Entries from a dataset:
● ● ● ●

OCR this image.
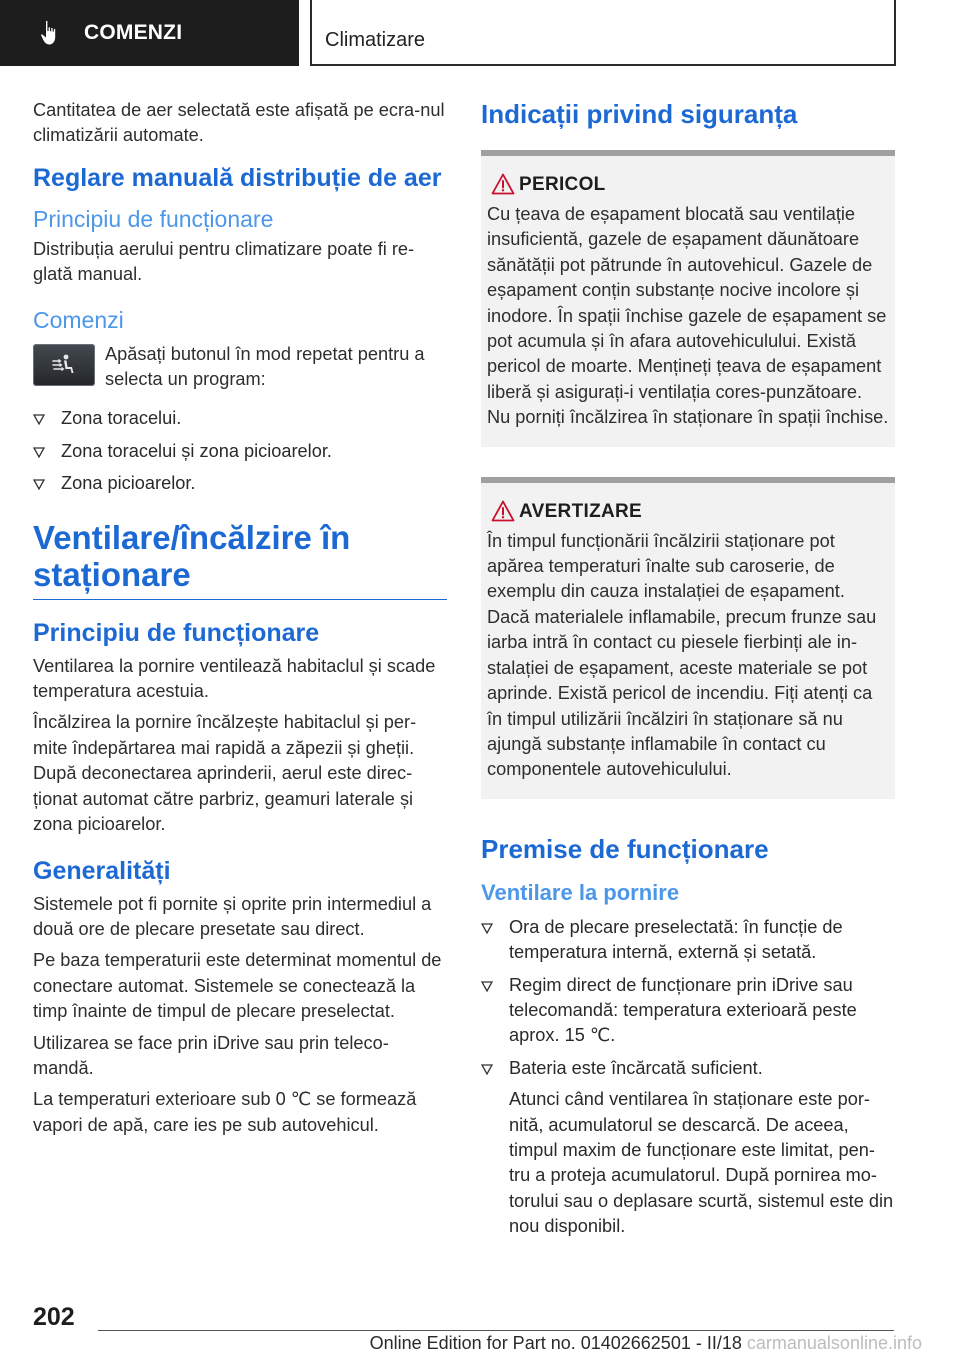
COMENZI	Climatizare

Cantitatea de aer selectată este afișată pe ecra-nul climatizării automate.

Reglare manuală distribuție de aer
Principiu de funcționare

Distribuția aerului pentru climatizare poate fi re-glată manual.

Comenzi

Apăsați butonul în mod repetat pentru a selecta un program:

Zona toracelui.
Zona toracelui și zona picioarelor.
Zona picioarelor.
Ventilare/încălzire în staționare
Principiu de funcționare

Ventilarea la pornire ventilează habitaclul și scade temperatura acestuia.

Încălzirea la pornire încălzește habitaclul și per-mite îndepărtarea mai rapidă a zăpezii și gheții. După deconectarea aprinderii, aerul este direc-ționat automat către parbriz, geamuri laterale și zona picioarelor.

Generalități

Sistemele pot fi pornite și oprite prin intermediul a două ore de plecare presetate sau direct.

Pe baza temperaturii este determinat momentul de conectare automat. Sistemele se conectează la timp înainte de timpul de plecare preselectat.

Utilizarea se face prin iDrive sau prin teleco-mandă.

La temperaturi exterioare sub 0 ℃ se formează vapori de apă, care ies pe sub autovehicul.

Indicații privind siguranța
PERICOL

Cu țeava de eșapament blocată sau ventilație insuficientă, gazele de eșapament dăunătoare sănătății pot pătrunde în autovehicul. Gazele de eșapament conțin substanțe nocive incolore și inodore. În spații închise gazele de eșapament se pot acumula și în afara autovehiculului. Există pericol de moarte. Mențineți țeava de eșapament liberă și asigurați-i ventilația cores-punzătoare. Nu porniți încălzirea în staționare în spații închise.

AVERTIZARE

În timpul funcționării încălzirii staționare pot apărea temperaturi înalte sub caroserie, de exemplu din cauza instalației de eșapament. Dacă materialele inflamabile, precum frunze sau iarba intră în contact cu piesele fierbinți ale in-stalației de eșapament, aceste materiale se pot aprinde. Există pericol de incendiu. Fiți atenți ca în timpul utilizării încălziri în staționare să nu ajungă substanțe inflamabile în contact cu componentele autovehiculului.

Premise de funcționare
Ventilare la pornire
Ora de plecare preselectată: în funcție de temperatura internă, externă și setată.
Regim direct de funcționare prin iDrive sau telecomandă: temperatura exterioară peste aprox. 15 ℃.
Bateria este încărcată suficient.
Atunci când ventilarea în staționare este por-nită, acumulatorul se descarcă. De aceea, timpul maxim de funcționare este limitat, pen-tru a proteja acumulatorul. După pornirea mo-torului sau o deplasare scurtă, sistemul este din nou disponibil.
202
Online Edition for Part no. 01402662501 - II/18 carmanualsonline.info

● ● ● ●

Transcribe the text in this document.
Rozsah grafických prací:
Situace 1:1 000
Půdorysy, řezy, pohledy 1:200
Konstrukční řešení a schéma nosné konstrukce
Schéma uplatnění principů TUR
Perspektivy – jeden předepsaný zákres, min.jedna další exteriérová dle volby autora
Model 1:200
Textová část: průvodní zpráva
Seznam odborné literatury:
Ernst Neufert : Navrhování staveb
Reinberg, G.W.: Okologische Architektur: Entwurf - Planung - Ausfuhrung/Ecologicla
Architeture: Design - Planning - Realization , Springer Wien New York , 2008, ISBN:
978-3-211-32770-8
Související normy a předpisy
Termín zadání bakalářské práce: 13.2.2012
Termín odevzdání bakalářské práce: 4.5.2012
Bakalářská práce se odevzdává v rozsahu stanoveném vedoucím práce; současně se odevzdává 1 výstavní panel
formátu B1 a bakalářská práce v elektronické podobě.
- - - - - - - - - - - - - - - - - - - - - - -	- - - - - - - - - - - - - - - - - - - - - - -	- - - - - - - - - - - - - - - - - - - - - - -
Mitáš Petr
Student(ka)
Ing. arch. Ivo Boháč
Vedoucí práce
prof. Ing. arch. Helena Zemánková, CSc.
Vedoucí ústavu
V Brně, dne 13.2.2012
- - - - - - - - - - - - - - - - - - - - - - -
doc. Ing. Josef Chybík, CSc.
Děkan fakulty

● ● ● ●

Set problem: Within the listing, how many lines hold the word "plecare"? Only the number is to be given.

Written solution: 3